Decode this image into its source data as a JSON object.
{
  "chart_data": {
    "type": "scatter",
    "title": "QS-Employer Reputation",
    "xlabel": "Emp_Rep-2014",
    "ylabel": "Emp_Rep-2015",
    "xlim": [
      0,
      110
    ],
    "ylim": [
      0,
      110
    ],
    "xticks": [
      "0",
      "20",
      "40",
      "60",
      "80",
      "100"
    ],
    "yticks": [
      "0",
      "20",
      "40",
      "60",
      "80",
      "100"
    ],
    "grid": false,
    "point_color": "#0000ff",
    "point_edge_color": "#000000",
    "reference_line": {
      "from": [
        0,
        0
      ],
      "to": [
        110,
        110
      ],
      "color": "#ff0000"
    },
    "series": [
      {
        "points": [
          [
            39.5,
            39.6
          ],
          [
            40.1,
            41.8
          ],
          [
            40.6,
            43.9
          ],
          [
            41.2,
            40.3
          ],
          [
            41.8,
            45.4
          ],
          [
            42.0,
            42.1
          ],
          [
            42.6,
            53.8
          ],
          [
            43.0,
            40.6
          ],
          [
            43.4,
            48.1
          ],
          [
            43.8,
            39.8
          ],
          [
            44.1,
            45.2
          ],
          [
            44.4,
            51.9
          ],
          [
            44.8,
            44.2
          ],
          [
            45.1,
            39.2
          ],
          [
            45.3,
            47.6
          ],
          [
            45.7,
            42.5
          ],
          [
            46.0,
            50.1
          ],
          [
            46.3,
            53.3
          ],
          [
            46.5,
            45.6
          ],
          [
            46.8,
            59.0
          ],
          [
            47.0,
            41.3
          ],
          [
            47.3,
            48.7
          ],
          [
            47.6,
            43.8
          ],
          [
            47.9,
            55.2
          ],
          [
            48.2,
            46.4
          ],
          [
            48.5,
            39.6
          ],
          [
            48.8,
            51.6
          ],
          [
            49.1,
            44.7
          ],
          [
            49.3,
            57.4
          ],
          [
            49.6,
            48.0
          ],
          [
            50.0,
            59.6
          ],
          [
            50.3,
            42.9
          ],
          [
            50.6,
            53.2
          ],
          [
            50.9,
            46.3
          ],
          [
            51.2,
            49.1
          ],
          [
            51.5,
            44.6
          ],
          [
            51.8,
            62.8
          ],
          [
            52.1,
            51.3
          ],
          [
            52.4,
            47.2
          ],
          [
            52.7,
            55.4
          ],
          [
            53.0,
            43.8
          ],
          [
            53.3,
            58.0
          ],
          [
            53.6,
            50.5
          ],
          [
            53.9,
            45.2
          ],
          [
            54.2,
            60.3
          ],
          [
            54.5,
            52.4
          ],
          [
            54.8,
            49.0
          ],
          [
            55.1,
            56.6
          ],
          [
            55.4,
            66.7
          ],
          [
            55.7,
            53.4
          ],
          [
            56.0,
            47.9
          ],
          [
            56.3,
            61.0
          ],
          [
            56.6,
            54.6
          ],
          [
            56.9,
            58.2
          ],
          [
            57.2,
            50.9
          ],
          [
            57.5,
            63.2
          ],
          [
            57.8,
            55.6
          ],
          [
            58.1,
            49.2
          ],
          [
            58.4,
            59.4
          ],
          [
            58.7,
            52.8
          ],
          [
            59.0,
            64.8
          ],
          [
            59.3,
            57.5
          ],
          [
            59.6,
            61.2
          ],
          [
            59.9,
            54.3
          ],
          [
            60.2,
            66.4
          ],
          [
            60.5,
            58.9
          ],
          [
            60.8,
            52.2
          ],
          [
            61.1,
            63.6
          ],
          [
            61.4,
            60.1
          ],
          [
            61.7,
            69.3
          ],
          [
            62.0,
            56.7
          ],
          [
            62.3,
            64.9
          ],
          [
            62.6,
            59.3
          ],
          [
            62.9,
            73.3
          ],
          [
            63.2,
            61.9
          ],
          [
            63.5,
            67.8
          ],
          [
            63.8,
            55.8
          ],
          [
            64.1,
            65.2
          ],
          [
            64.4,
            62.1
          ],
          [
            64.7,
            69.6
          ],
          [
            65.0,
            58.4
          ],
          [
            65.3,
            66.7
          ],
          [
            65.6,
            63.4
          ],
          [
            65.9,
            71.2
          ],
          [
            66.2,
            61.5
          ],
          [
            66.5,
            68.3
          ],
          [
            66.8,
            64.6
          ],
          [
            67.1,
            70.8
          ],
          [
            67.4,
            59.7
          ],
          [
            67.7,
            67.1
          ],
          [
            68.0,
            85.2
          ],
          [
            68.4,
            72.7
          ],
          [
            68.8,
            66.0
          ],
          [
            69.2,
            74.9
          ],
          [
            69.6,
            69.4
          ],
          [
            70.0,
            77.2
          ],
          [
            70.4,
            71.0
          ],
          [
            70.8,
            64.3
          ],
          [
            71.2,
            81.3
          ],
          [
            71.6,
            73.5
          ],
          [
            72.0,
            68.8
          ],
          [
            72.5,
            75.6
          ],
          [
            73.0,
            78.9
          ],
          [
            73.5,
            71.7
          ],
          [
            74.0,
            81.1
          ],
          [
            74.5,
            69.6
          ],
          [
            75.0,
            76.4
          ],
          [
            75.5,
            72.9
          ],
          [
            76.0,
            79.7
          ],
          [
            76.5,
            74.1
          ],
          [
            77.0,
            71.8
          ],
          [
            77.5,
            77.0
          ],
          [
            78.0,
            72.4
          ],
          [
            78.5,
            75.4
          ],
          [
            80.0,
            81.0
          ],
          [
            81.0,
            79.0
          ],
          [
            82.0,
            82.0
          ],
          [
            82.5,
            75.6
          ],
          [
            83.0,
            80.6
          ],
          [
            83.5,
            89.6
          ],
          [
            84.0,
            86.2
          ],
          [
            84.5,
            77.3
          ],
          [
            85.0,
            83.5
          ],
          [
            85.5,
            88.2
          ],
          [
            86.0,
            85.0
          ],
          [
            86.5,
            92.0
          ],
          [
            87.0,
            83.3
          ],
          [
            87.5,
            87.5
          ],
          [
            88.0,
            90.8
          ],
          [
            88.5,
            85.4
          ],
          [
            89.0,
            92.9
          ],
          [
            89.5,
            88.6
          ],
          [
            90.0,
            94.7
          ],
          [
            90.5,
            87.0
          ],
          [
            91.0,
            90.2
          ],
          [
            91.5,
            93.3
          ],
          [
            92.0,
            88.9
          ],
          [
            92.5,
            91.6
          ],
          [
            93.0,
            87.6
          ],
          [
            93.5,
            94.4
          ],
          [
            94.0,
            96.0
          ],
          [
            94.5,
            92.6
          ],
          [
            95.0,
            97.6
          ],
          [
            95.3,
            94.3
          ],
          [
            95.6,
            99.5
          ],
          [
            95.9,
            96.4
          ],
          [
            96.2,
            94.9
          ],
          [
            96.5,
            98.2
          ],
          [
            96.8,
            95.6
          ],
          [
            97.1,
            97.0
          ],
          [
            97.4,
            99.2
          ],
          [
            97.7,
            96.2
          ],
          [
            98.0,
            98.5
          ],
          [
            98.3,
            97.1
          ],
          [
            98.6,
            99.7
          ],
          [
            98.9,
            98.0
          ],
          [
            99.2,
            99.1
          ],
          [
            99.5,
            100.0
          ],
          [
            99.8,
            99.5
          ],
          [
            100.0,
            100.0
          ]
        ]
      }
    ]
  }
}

[Set problem]: Copy out the whole listing, exactly as written.

[Finished exercise]:
Decode this image into its source data as a JSON object.
{
  "chart_data": {
    "type": "scatter",
    "title": "QS-Employer Reputation",
    "xlabel": "Emp_Rep-2014",
    "ylabel": "Emp_Rep-2015",
    "xlim": [
      0,
      110
    ],
    "ylim": [
      0,
      110
    ],
    "xticks": [
      "0",
      "20",
      "40",
      "60",
      "80",
      "100"
    ],
    "yticks": [
      "0",
      "20",
      "40",
      "60",
      "80",
      "100"
    ],
    "grid": false,
    "point_color": "#0000ff",
    "point_edge_color": "#000000",
    "reference_line": {
      "from": [
        0,
        0
      ],
      "to": [
        110,
        110
      ],
      "color": "#ff0000"
    },
    "series": [
      {
        "points": [
          [
            39.5,
            39.6
          ],
          [
            40.1,
            41.8
          ],
          [
            40.6,
            43.9
          ],
          [
            41.2,
            40.3
          ],
          [
            41.8,
            45.4
          ],
          [
            42.0,
            42.1
          ],
          [
            42.6,
            53.8
          ],
          [
            43.0,
            40.6
          ],
          [
            43.4,
            48.1
          ],
          [
            43.8,
            39.8
          ],
          [
            44.1,
            45.2
          ],
          [
            44.4,
            51.9
          ],
          [
            44.8,
            44.2
          ],
          [
            45.1,
            39.2
          ],
          [
            45.3,
            47.6
          ],
          [
            45.7,
            42.5
          ],
          [
            46.0,
            50.1
          ],
          [
            46.3,
            53.3
          ],
          [
            46.5,
            45.6
          ],
          [
            46.8,
            59.0
          ],
          [
            47.0,
            41.3
          ],
          [
            47.3,
            48.7
          ],
          [
            47.6,
            43.8
          ],
          [
            47.9,
            55.2
          ],
          [
            48.2,
            46.4
          ],
          [
            48.5,
            39.6
          ],
          [
            48.8,
            51.6
          ],
          [
            49.1,
            44.7
          ],
          [
            49.3,
            57.4
          ],
          [
            49.6,
            48.0
          ],
          [
            50.0,
            59.6
          ],
          [
            50.3,
            42.9
          ],
          [
            50.6,
            53.2
          ],
          [
            50.9,
            46.3
          ],
          [
            51.2,
            49.1
          ],
          [
            51.5,
            44.6
          ],
          [
            51.8,
            62.8
          ],
          [
            52.1,
            51.3
          ],
          [
            52.4,
            47.2
          ],
          [
            52.7,
            55.4
          ],
          [
            53.0,
            43.8
          ],
          [
            53.3,
            58.0
          ],
          [
            53.6,
            50.5
          ],
          [
            53.9,
            45.2
          ],
          [
            54.2,
            60.3
          ],
          [
            54.5,
            52.4
          ],
          [
            54.8,
            49.0
          ],
          [
            55.1,
            56.6
          ],
          [
            55.4,
            66.7
          ],
          [
            55.7,
            53.4
          ],
          [
            56.0,
            47.9
          ],
          [
            56.3,
            61.0
          ],
          [
            56.6,
            54.6
          ],
          [
            56.9,
            58.2
          ],
          [
            57.2,
            50.9
          ],
          [
            57.5,
            63.2
          ],
          [
            57.8,
            55.6
          ],
          [
            58.1,
            49.2
          ],
          [
            58.4,
            59.4
          ],
          [
            58.7,
            52.8
          ],
          [
            59.0,
            64.8
          ],
          [
            59.3,
            57.5
          ],
          [
            59.6,
            61.2
          ],
          [
            59.9,
            54.3
          ],
          [
            60.2,
            66.4
          ],
          [
            60.5,
            58.9
          ],
          [
            60.8,
            52.2
          ],
          [
            61.1,
            63.6
          ],
          [
            61.4,
            60.1
          ],
          [
            61.7,
            69.3
          ],
          [
            62.0,
            56.7
          ],
          [
            62.3,
            64.9
          ],
          [
            62.6,
            59.3
          ],
          [
            62.9,
            73.3
          ],
          [
            63.2,
            61.9
          ],
          [
            63.5,
            67.8
          ],
          [
            63.8,
            55.8
          ],
          [
            64.1,
            65.2
          ],
          [
            64.4,
            62.1
          ],
          [
            64.7,
            69.6
          ],
          [
            65.0,
            58.4
          ],
          [
            65.3,
            66.7
          ],
          [
            65.6,
            63.4
          ],
          [
            65.9,
            71.2
          ],
          [
            66.2,
            61.5
          ],
          [
            66.5,
            68.3
          ],
          [
            66.8,
            64.6
          ],
          [
            67.1,
            70.8
          ],
          [
            67.4,
            59.7
          ],
          [
            67.7,
            67.1
          ],
          [
            68.0,
            85.2
          ],
          [
            68.4,
            72.7
          ],
          [
            68.8,
            66.0
          ],
          [
            69.2,
            74.9
          ],
          [
            69.6,
            69.4
          ],
          [
            70.0,
            77.2
          ],
          [
            70.4,
            71.0
          ],
          [
            70.8,
            64.3
          ],
          [
            71.2,
            81.3
          ],
          [
            71.6,
            73.5
          ],
          [
            72.0,
            68.8
          ],
          [
            72.5,
            75.6
          ],
          [
            73.0,
            78.9
          ],
          [
            73.5,
            71.7
          ],
          [
            74.0,
            81.1
          ],
          [
            74.5,
            69.6
          ],
          [
            75.0,
            76.4
          ],
          [
            75.5,
            72.9
          ],
          [
            76.0,
            79.7
          ],
          [
            76.5,
            74.1
          ],
          [
            77.0,
            71.8
          ],
          [
            77.5,
            77.0
          ],
          [
            78.0,
            72.4
          ],
          [
            78.5,
            75.4
          ],
          [
            80.0,
            81.0
          ],
          [
            81.0,
            79.0
          ],
          [
            82.0,
            82.0
          ],
          [
            82.5,
            75.6
          ],
          [
            83.0,
            80.6
          ],
          [
            83.5,
            89.6
          ],
          [
            84.0,
            86.2
          ],
          [
            84.5,
            77.3
          ],
          [
            85.0,
            83.5
          ],
          [
            85.5,
            88.2
          ],
          [
            86.0,
            85.0
          ],
          [
            86.5,
            92.0
          ],
          [
            87.0,
            83.3
          ],
          [
            87.5,
            87.5
          ],
          [
            88.0,
            90.8
          ],
          [
            88.5,
            85.4
          ],
          [
            89.0,
            92.9
          ],
          [
            89.5,
            88.6
          ],
          [
            90.0,
            94.7
          ],
          [
            90.5,
            87.0
          ],
          [
            91.0,
            90.2
          ],
          [
            91.5,
            93.3
          ],
          [
            92.0,
            88.9
          ],
          [
            92.5,
            91.6
          ],
          [
            93.0,
            87.6
          ],
          [
            93.5,
            94.4
          ],
          [
            94.0,
            96.0
          ],
          [
            94.5,
            92.6
          ],
          [
            95.0,
            97.6
          ],
          [
            95.3,
            94.3
          ],
          [
            95.6,
            99.5
          ],
          [
            95.9,
            96.4
          ],
          [
            96.2,
            94.9
          ],
          [
            96.5,
            98.2
          ],
          [
            96.8,
            95.6
          ],
          [
            97.1,
            97.0
          ],
          [
            97.4,
            99.2
          ],
          [
            97.7,
            96.2
          ],
          [
            98.0,
            98.5
          ],
          [
            98.3,
            97.1
          ],
          [
            98.6,
            99.7
          ],
          [
            98.9,
            98.0
          ],
          [
            99.2,
            99.1
          ],
          [
            99.5,
            100.0
          ],
          [
            99.8,
            99.5
          ],
          [
            100.0,
            100.0
          ]
        ]
      }
    ]
  }
}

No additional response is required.